Start of SUPPLIED INFORMATION

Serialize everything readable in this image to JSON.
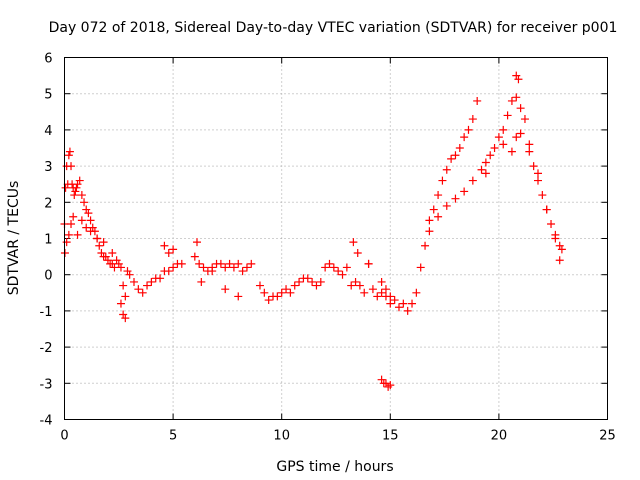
{
  "chart_data": {
    "type": "scatter",
    "title": "Day 072 of 2018, Sidereal Day-to-day VTEC variation (SDTVAR) for receiver p001",
    "xlabel": "GPS time / hours",
    "ylabel": "SDTVAR / TECUs",
    "xlim": [
      0,
      25
    ],
    "ylim": [
      -4,
      6
    ],
    "x_ticks": [
      "0",
      "5",
      "10",
      "15",
      "20",
      "25"
    ],
    "y_ticks": [
      "-4",
      "-3",
      "-2",
      "-1",
      "0",
      "1",
      "2",
      "3",
      "4",
      "5",
      "6"
    ],
    "grid": true,
    "marker": "+",
    "series_color": "#ff0000",
    "series": [
      {
        "name": "SDTVAR",
        "x": [
          0.0,
          0.05,
          0.1,
          0.15,
          0.2,
          0.25,
          0.3,
          0.35,
          0.4,
          0.45,
          0.5,
          0.55,
          0.6,
          0.7,
          0.8,
          0.9,
          1.0,
          1.1,
          1.2,
          1.3,
          1.4,
          1.5,
          1.6,
          1.7,
          1.8,
          1.9,
          2.0,
          2.1,
          2.2,
          2.3,
          2.4,
          2.5,
          2.6,
          2.7,
          2.8,
          2.9,
          3.0,
          3.2,
          3.4,
          3.6,
          3.8,
          4.0,
          4.2,
          4.4,
          4.6,
          4.8,
          5.0,
          5.2,
          5.4,
          6.0,
          6.2,
          6.4,
          6.6,
          6.8,
          7.0,
          7.2,
          7.4,
          7.6,
          7.8,
          8.0,
          8.2,
          8.4,
          8.6,
          9.0,
          9.2,
          9.4,
          9.6,
          9.8,
          10.0,
          10.2,
          10.4,
          10.6,
          10.8,
          11.0,
          11.2,
          11.4,
          11.6,
          11.8,
          12.0,
          12.2,
          12.4,
          12.6,
          12.8,
          13.0,
          13.2,
          13.4,
          13.6,
          13.8,
          14.0,
          14.2,
          14.4,
          14.6,
          14.8,
          15.0,
          15.2,
          15.4,
          15.6,
          15.8,
          16.0,
          16.2,
          16.4,
          16.6,
          16.8,
          17.0,
          17.2,
          17.4,
          17.6,
          17.8,
          18.0,
          18.2,
          18.4,
          18.6,
          18.8,
          19.0,
          19.2,
          19.4,
          19.6,
          19.8,
          20.0,
          20.2,
          20.4,
          20.6,
          20.8,
          21.0,
          21.2,
          21.4,
          21.6,
          21.8,
          22.0,
          22.2,
          22.4,
          22.6,
          22.8,
          22.9,
          0.02,
          0.1,
          0.2,
          0.3,
          0.4,
          0.6,
          0.8,
          1.0,
          1.2,
          1.5,
          1.8,
          2.2,
          2.6,
          2.7,
          2.8,
          4.6,
          4.8,
          5.0,
          6.1,
          6.3,
          6.8,
          7.4,
          8.0,
          13.3,
          13.5,
          14.0,
          14.6,
          14.8,
          15.0,
          16.8,
          17.2,
          17.6,
          18.0,
          18.4,
          18.8,
          19.4,
          20.2,
          20.6,
          20.8,
          21.0,
          21.4,
          21.8,
          22.2,
          22.6,
          22.8,
          14.6,
          14.7,
          14.8,
          14.9,
          15.0,
          20.8,
          20.9
        ],
        "y": [
          1.4,
          2.4,
          3.0,
          2.5,
          3.3,
          3.4,
          3.0,
          2.5,
          2.4,
          2.2,
          2.3,
          2.4,
          2.5,
          2.6,
          2.2,
          2.0,
          1.8,
          1.7,
          1.5,
          1.3,
          1.2,
          1.0,
          0.8,
          0.6,
          0.5,
          0.5,
          0.4,
          0.3,
          0.3,
          0.2,
          0.4,
          0.3,
          0.2,
          -0.3,
          -0.6,
          0.1,
          0.0,
          -0.2,
          -0.4,
          -0.5,
          -0.3,
          -0.2,
          -0.1,
          -0.1,
          0.1,
          0.1,
          0.2,
          0.3,
          0.3,
          0.5,
          0.3,
          0.2,
          0.1,
          0.2,
          0.3,
          0.3,
          0.2,
          0.3,
          0.2,
          0.3,
          0.1,
          0.2,
          0.3,
          -0.3,
          -0.5,
          -0.7,
          -0.6,
          -0.6,
          -0.5,
          -0.4,
          -0.5,
          -0.3,
          -0.2,
          -0.1,
          -0.1,
          -0.2,
          -0.3,
          -0.2,
          0.2,
          0.3,
          0.2,
          0.1,
          0.0,
          0.2,
          -0.3,
          -0.2,
          -0.3,
          -0.5,
          0.3,
          -0.4,
          -0.6,
          -0.5,
          -0.6,
          -0.8,
          -0.7,
          -0.9,
          -0.8,
          -1.0,
          -0.8,
          -0.5,
          0.2,
          0.8,
          1.5,
          1.8,
          2.2,
          2.6,
          2.9,
          3.2,
          3.3,
          3.5,
          3.8,
          4.0,
          4.3,
          4.8,
          2.9,
          3.1,
          3.3,
          3.5,
          3.8,
          4.0,
          4.4,
          4.8,
          4.9,
          4.6,
          4.3,
          3.6,
          3.0,
          2.8,
          2.2,
          1.8,
          1.4,
          1.1,
          0.8,
          0.7,
          0.6,
          0.9,
          1.1,
          1.4,
          1.6,
          1.1,
          1.5,
          1.3,
          1.2,
          1.0,
          0.9,
          0.6,
          -0.8,
          -1.1,
          -1.2,
          0.8,
          0.6,
          0.7,
          0.9,
          -0.2,
          0.1,
          -0.4,
          -0.6,
          0.9,
          0.6,
          0.3,
          -0.2,
          -0.4,
          -0.6,
          1.2,
          1.6,
          1.9,
          2.1,
          2.3,
          2.6,
          2.8,
          3.6,
          3.4,
          3.8,
          3.9,
          3.4,
          2.6,
          1.8,
          1.0,
          0.4,
          -2.9,
          -3.0,
          -3.0,
          -3.1,
          -3.05,
          5.5,
          5.4
        ]
      }
    ]
  }
}
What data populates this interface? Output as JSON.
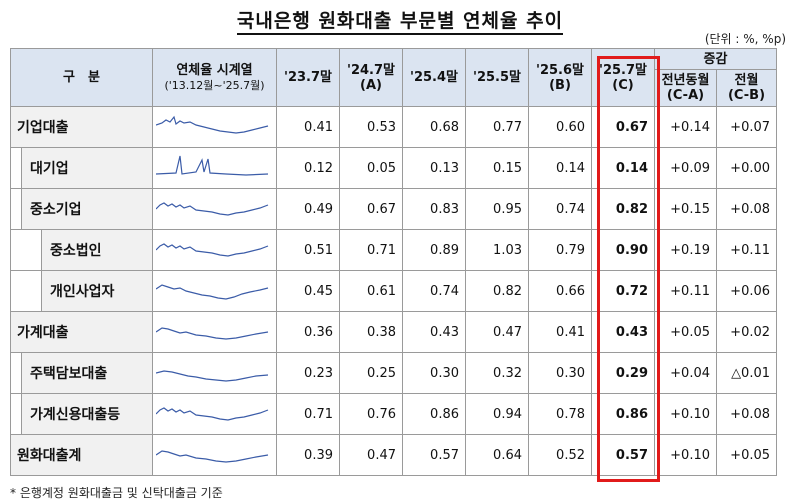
{
  "title": "국내은행 원화대출 부문별 연체율 추이",
  "unit": "(단위 : %, %p)",
  "headers": {
    "category": "구　분",
    "spark_title": "연체율 시계열",
    "spark_sub": "('13.12월~'25.7월)",
    "c1": "'23.7말",
    "c2": "'24.7말",
    "c2_sub": "(A)",
    "c3": "'25.4말",
    "c4": "'25.5말",
    "c5": "'25.6말",
    "c5_sub": "(B)",
    "c6": "'25.7말",
    "c6_sub": "(C)",
    "change": "증감",
    "yoy": "전년동월",
    "yoy_sub": "(C-A)",
    "mom": "전월",
    "mom_sub": "(C-B)"
  },
  "rows": [
    {
      "label": "기업대출",
      "level": 0,
      "v": [
        "0.41",
        "0.53",
        "0.68",
        "0.77",
        "0.60",
        "0.67"
      ],
      "yoy": "+0.14",
      "mom": "+0.07",
      "spark": "a"
    },
    {
      "label": "대기업",
      "level": 1,
      "v": [
        "0.12",
        "0.05",
        "0.13",
        "0.15",
        "0.14",
        "0.14"
      ],
      "yoy": "+0.09",
      "mom": "+0.00",
      "spark": "b"
    },
    {
      "label": "중소기업",
      "level": 1,
      "v": [
        "0.49",
        "0.67",
        "0.83",
        "0.95",
        "0.74",
        "0.82"
      ],
      "yoy": "+0.15",
      "mom": "+0.08",
      "spark": "c"
    },
    {
      "label": "중소법인",
      "level": 2,
      "v": [
        "0.51",
        "0.71",
        "0.89",
        "1.03",
        "0.79",
        "0.90"
      ],
      "yoy": "+0.19",
      "mom": "+0.11",
      "spark": "c"
    },
    {
      "label": "개인사업자",
      "level": 2,
      "v": [
        "0.45",
        "0.61",
        "0.74",
        "0.82",
        "0.66",
        "0.72"
      ],
      "yoy": "+0.11",
      "mom": "+0.06",
      "spark": "d"
    },
    {
      "label": "가계대출",
      "level": 0,
      "v": [
        "0.36",
        "0.38",
        "0.43",
        "0.47",
        "0.41",
        "0.43"
      ],
      "yoy": "+0.05",
      "mom": "+0.02",
      "spark": "e"
    },
    {
      "label": "주택담보대출",
      "level": 1,
      "v": [
        "0.23",
        "0.25",
        "0.30",
        "0.32",
        "0.30",
        "0.29"
      ],
      "yoy": "+0.04",
      "mom": "△0.01",
      "spark": "f"
    },
    {
      "label": "가계신용대출등",
      "level": 1,
      "v": [
        "0.71",
        "0.76",
        "0.86",
        "0.94",
        "0.78",
        "0.86"
      ],
      "yoy": "+0.10",
      "mom": "+0.08",
      "spark": "c"
    },
    {
      "label": "원화대출계",
      "level": 0,
      "v": [
        "0.39",
        "0.47",
        "0.57",
        "0.64",
        "0.52",
        "0.57"
      ],
      "yoy": "+0.10",
      "mom": "+0.05",
      "spark": "e"
    }
  ],
  "footnote": "* 은행계정 원화대출금 및 신탁대출금 기준",
  "colors": {
    "header_bg": "#dbe4f1",
    "highlight_border": "#e11b1b",
    "spark_line": "#3b5ca8"
  }
}
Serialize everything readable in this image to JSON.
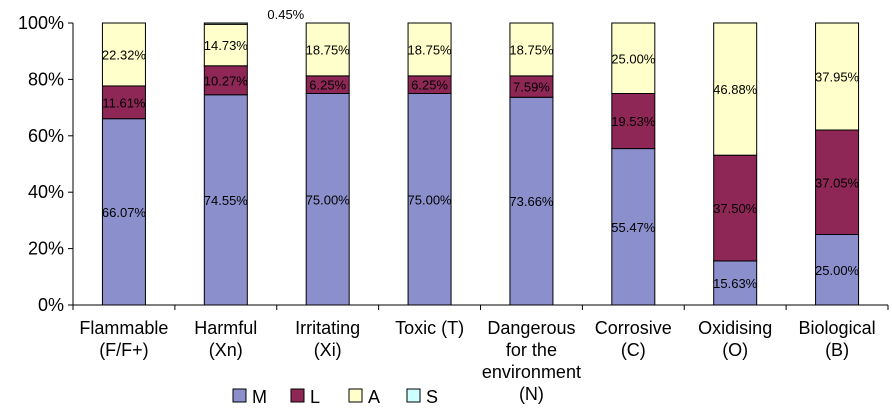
{
  "chart_data": {
    "type": "bar",
    "stacked": true,
    "title": "",
    "xlabel": "",
    "ylabel": "",
    "ylim": [
      0,
      100
    ],
    "y_ticks": [
      "0%",
      "20%",
      "40%",
      "60%",
      "80%",
      "100%"
    ],
    "categories": [
      [
        "Flammable",
        "(F/F+)"
      ],
      [
        "Harmful",
        "(Xn)"
      ],
      [
        "Irritating",
        "(Xi)"
      ],
      [
        "Toxic (T)"
      ],
      [
        "Dangerous",
        "for the",
        "environment",
        "(N)"
      ],
      [
        "Corrosive",
        "(C)"
      ],
      [
        "Oxidising",
        "(O)"
      ],
      [
        "Biological",
        "(B)"
      ]
    ],
    "series": [
      {
        "name": "M",
        "color": "#8B8FCC",
        "values": [
          66.07,
          74.55,
          75.0,
          75.0,
          73.66,
          55.47,
          15.63,
          25.0
        ],
        "labels": [
          "66.07%",
          "74.55%",
          "75.00%",
          "75.00%",
          "73.66%",
          "55.47%",
          "15.63%",
          "25.00%"
        ]
      },
      {
        "name": "L",
        "color": "#8E2755",
        "values": [
          11.61,
          10.27,
          6.25,
          6.25,
          7.59,
          19.53,
          37.5,
          37.05
        ],
        "labels": [
          "11.61%",
          "10.27%",
          "6.25%",
          "6.25%",
          "7.59%",
          "19.53%",
          "37.50%",
          "37.05%"
        ]
      },
      {
        "name": "A",
        "color": "#FFFFCC",
        "values": [
          22.32,
          14.73,
          18.75,
          18.75,
          18.75,
          25.0,
          46.88,
          37.95
        ],
        "labels": [
          "22.32%",
          "14.73%",
          "18.75%",
          "18.75%",
          "18.75%",
          "25.00%",
          "46.88%",
          "37.95%"
        ]
      },
      {
        "name": "S",
        "color": "#CCFFFF",
        "values": [
          0,
          0.45,
          0,
          0,
          0,
          0,
          0,
          0
        ],
        "labels": [
          "",
          "0.45%",
          "",
          "",
          "",
          "",
          "",
          ""
        ]
      }
    ],
    "legend_position": "bottom",
    "grid": false
  }
}
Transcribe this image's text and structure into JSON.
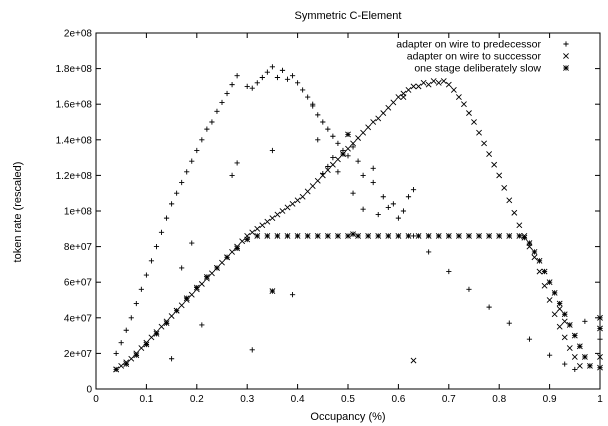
{
  "chart_data": {
    "type": "scatter",
    "title": "Symmetric C-Element",
    "xlabel": "Occupancy (%)",
    "ylabel": "token rate (rescaled)",
    "xlim": [
      0,
      1
    ],
    "ylim": [
      0,
      200000000
    ],
    "x_ticks": [
      0,
      0.1,
      0.2,
      0.3,
      0.4,
      0.5,
      0.6,
      0.7,
      0.8,
      0.9,
      1
    ],
    "x_tick_labels": [
      "0",
      "0.1",
      "0.2",
      "0.3",
      "0.4",
      "0.5",
      "0.6",
      "0.7",
      "0.8",
      "0.9",
      "1"
    ],
    "y_ticks": [
      0,
      20000000,
      40000000,
      60000000,
      80000000,
      100000000,
      120000000,
      140000000,
      160000000,
      180000000,
      200000000
    ],
    "y_tick_labels": [
      "0",
      "2e+07",
      "4e+07",
      "6e+07",
      "8e+07",
      "1e+08",
      "1.2e+08",
      "1.4e+08",
      "1.6e+08",
      "1.8e+08",
      "2e+08"
    ],
    "grid": false,
    "legend_position": "top-right",
    "series": [
      {
        "name": "adapter on wire to predecessor",
        "marker": "plus",
        "points": [
          [
            0.04,
            20000000
          ],
          [
            0.05,
            26000000
          ],
          [
            0.06,
            33000000
          ],
          [
            0.07,
            40000000
          ],
          [
            0.08,
            48000000
          ],
          [
            0.09,
            56000000
          ],
          [
            0.1,
            64000000
          ],
          [
            0.11,
            72000000
          ],
          [
            0.12,
            80000000
          ],
          [
            0.13,
            88000000
          ],
          [
            0.14,
            96000000
          ],
          [
            0.15,
            104000000
          ],
          [
            0.16,
            110000000
          ],
          [
            0.17,
            116000000
          ],
          [
            0.18,
            122000000
          ],
          [
            0.19,
            128000000
          ],
          [
            0.2,
            134000000
          ],
          [
            0.21,
            140000000
          ],
          [
            0.22,
            146000000
          ],
          [
            0.23,
            150000000
          ],
          [
            0.24,
            156000000
          ],
          [
            0.25,
            161000000
          ],
          [
            0.26,
            166000000
          ],
          [
            0.27,
            171000000
          ],
          [
            0.28,
            176000000
          ],
          [
            0.3,
            170000000
          ],
          [
            0.31,
            169000000
          ],
          [
            0.32,
            172000000
          ],
          [
            0.33,
            175000000
          ],
          [
            0.34,
            178000000
          ],
          [
            0.35,
            181000000
          ],
          [
            0.36,
            175000000
          ],
          [
            0.37,
            179000000
          ],
          [
            0.38,
            174000000
          ],
          [
            0.39,
            176000000
          ],
          [
            0.4,
            172000000
          ],
          [
            0.41,
            168000000
          ],
          [
            0.42,
            164000000
          ],
          [
            0.43,
            159000000
          ],
          [
            0.44,
            154000000
          ],
          [
            0.45,
            150000000
          ],
          [
            0.46,
            146000000
          ],
          [
            0.47,
            142000000
          ],
          [
            0.48,
            138000000
          ],
          [
            0.49,
            134000000
          ],
          [
            0.5,
            131000000
          ],
          [
            0.51,
            136000000
          ],
          [
            0.52,
            128000000
          ],
          [
            0.53,
            120000000
          ],
          [
            0.55,
            116000000
          ],
          [
            0.57,
            108000000
          ],
          [
            0.6,
            96000000
          ],
          [
            0.63,
            86000000
          ],
          [
            0.66,
            77000000
          ],
          [
            0.7,
            66000000
          ],
          [
            0.74,
            56000000
          ],
          [
            0.78,
            46000000
          ],
          [
            0.82,
            37000000
          ],
          [
            0.86,
            28000000
          ],
          [
            0.9,
            19000000
          ],
          [
            0.93,
            14000000
          ],
          [
            0.95,
            11000000
          ],
          [
            0.97,
            38000000
          ],
          [
            1.0,
            28000000
          ],
          [
            0.15,
            17000000
          ],
          [
            0.17,
            68000000
          ],
          [
            0.19,
            82000000
          ],
          [
            0.21,
            36000000
          ],
          [
            0.27,
            120000000
          ],
          [
            0.28,
            127000000
          ],
          [
            0.31,
            22000000
          ],
          [
            0.35,
            134000000
          ],
          [
            0.39,
            53000000
          ],
          [
            0.43,
            160000000
          ],
          [
            0.44,
            140000000
          ],
          [
            0.45,
            121000000
          ],
          [
            0.46,
            125000000
          ],
          [
            0.47,
            130000000
          ],
          [
            0.48,
            122000000
          ],
          [
            0.51,
            110000000
          ],
          [
            0.53,
            101000000
          ],
          [
            0.56,
            98000000
          ],
          [
            0.58,
            102000000
          ],
          [
            0.59,
            104000000
          ],
          [
            0.61,
            100000000
          ],
          [
            0.62,
            108000000
          ],
          [
            0.63,
            112000000
          ],
          [
            0.55,
            124000000
          ]
        ]
      },
      {
        "name": "adapter on wire to successor",
        "marker": "cross",
        "points": [
          [
            0.04,
            11000000
          ],
          [
            0.05,
            13000000
          ],
          [
            0.06,
            15000000
          ],
          [
            0.07,
            17000000
          ],
          [
            0.08,
            20000000
          ],
          [
            0.09,
            23000000
          ],
          [
            0.1,
            26000000
          ],
          [
            0.11,
            29000000
          ],
          [
            0.12,
            32000000
          ],
          [
            0.13,
            35000000
          ],
          [
            0.14,
            38000000
          ],
          [
            0.15,
            41000000
          ],
          [
            0.16,
            44000000
          ],
          [
            0.17,
            47000000
          ],
          [
            0.18,
            50000000
          ],
          [
            0.19,
            53000000
          ],
          [
            0.2,
            56000000
          ],
          [
            0.21,
            59000000
          ],
          [
            0.22,
            62000000
          ],
          [
            0.23,
            65000000
          ],
          [
            0.24,
            68000000
          ],
          [
            0.25,
            71000000
          ],
          [
            0.26,
            74000000
          ],
          [
            0.27,
            77000000
          ],
          [
            0.28,
            80000000
          ],
          [
            0.29,
            83000000
          ],
          [
            0.3,
            86000000
          ],
          [
            0.31,
            88000000
          ],
          [
            0.32,
            90000000
          ],
          [
            0.33,
            92000000
          ],
          [
            0.34,
            94000000
          ],
          [
            0.35,
            96000000
          ],
          [
            0.36,
            98000000
          ],
          [
            0.37,
            100000000
          ],
          [
            0.38,
            102000000
          ],
          [
            0.39,
            104000000
          ],
          [
            0.4,
            106000000
          ],
          [
            0.41,
            108000000
          ],
          [
            0.42,
            111000000
          ],
          [
            0.43,
            114000000
          ],
          [
            0.44,
            117000000
          ],
          [
            0.45,
            120000000
          ],
          [
            0.46,
            123000000
          ],
          [
            0.47,
            126000000
          ],
          [
            0.48,
            129000000
          ],
          [
            0.49,
            132000000
          ],
          [
            0.5,
            135000000
          ],
          [
            0.51,
            138000000
          ],
          [
            0.52,
            141000000
          ],
          [
            0.53,
            144000000
          ],
          [
            0.54,
            147000000
          ],
          [
            0.55,
            150000000
          ],
          [
            0.56,
            152000000
          ],
          [
            0.57,
            155000000
          ],
          [
            0.58,
            158000000
          ],
          [
            0.59,
            161000000
          ],
          [
            0.6,
            164000000
          ],
          [
            0.61,
            166000000
          ],
          [
            0.62,
            168000000
          ],
          [
            0.63,
            170000000
          ],
          [
            0.64,
            170000000
          ],
          [
            0.65,
            172000000
          ],
          [
            0.66,
            171000000
          ],
          [
            0.67,
            173000000
          ],
          [
            0.68,
            172000000
          ],
          [
            0.69,
            173000000
          ],
          [
            0.7,
            171000000
          ],
          [
            0.71,
            168000000
          ],
          [
            0.72,
            164000000
          ],
          [
            0.73,
            160000000
          ],
          [
            0.74,
            155000000
          ],
          [
            0.75,
            150000000
          ],
          [
            0.76,
            144000000
          ],
          [
            0.77,
            138000000
          ],
          [
            0.78,
            132000000
          ],
          [
            0.79,
            126000000
          ],
          [
            0.8,
            120000000
          ],
          [
            0.81,
            113000000
          ],
          [
            0.82,
            106000000
          ],
          [
            0.83,
            99000000
          ],
          [
            0.84,
            92000000
          ],
          [
            0.85,
            86000000
          ],
          [
            0.86,
            80000000
          ],
          [
            0.87,
            74000000
          ],
          [
            0.88,
            66000000
          ],
          [
            0.89,
            58000000
          ],
          [
            0.9,
            50000000
          ],
          [
            0.91,
            42000000
          ],
          [
            0.92,
            35000000
          ],
          [
            0.93,
            29000000
          ],
          [
            0.94,
            23000000
          ],
          [
            0.95,
            18000000
          ],
          [
            0.96,
            13000000
          ],
          [
            1.0,
            18000000
          ],
          [
            0.61,
            164000000
          ],
          [
            0.63,
            16000000
          ],
          [
            0.92,
            45000000
          ],
          [
            0.93,
            38000000
          ]
        ]
      },
      {
        "name": "one stage deliberately slow",
        "marker": "star",
        "points": [
          [
            0.04,
            11000000
          ],
          [
            0.06,
            14000000
          ],
          [
            0.08,
            19000000
          ],
          [
            0.1,
            25000000
          ],
          [
            0.12,
            31000000
          ],
          [
            0.14,
            37000000
          ],
          [
            0.16,
            44000000
          ],
          [
            0.18,
            51000000
          ],
          [
            0.2,
            57000000
          ],
          [
            0.22,
            63000000
          ],
          [
            0.24,
            68000000
          ],
          [
            0.26,
            74000000
          ],
          [
            0.28,
            79000000
          ],
          [
            0.3,
            84000000
          ],
          [
            0.32,
            86000000
          ],
          [
            0.34,
            86000000
          ],
          [
            0.36,
            86000000
          ],
          [
            0.38,
            86000000
          ],
          [
            0.4,
            86000000
          ],
          [
            0.42,
            86000000
          ],
          [
            0.44,
            86000000
          ],
          [
            0.46,
            86000000
          ],
          [
            0.48,
            86000000
          ],
          [
            0.5,
            86000000
          ],
          [
            0.52,
            86000000
          ],
          [
            0.54,
            86000000
          ],
          [
            0.56,
            86000000
          ],
          [
            0.58,
            86000000
          ],
          [
            0.6,
            86000000
          ],
          [
            0.62,
            86000000
          ],
          [
            0.64,
            86000000
          ],
          [
            0.66,
            86000000
          ],
          [
            0.68,
            86000000
          ],
          [
            0.7,
            86000000
          ],
          [
            0.72,
            86000000
          ],
          [
            0.74,
            86000000
          ],
          [
            0.76,
            86000000
          ],
          [
            0.78,
            86000000
          ],
          [
            0.8,
            86000000
          ],
          [
            0.82,
            86000000
          ],
          [
            0.84,
            86000000
          ],
          [
            0.85,
            85000000
          ],
          [
            0.86,
            82000000
          ],
          [
            0.87,
            77000000
          ],
          [
            0.88,
            72000000
          ],
          [
            0.89,
            66000000
          ],
          [
            0.9,
            60000000
          ],
          [
            0.91,
            54000000
          ],
          [
            0.92,
            48000000
          ],
          [
            0.93,
            42000000
          ],
          [
            0.94,
            36000000
          ],
          [
            0.95,
            30000000
          ],
          [
            0.96,
            24000000
          ],
          [
            0.97,
            18000000
          ],
          [
            0.98,
            13000000
          ],
          [
            1.0,
            40000000
          ],
          [
            1.0,
            34000000
          ],
          [
            1.0,
            12000000
          ],
          [
            0.35,
            55000000
          ],
          [
            0.5,
            143000000
          ],
          [
            0.49,
            132000000
          ],
          [
            0.51,
            87000000
          ]
        ]
      }
    ]
  }
}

End of SUPPLIED INFORMATION

THE REQUEST:
Count how many lines contain "name" and give only that count.

EXERCISE SOLUTION:
8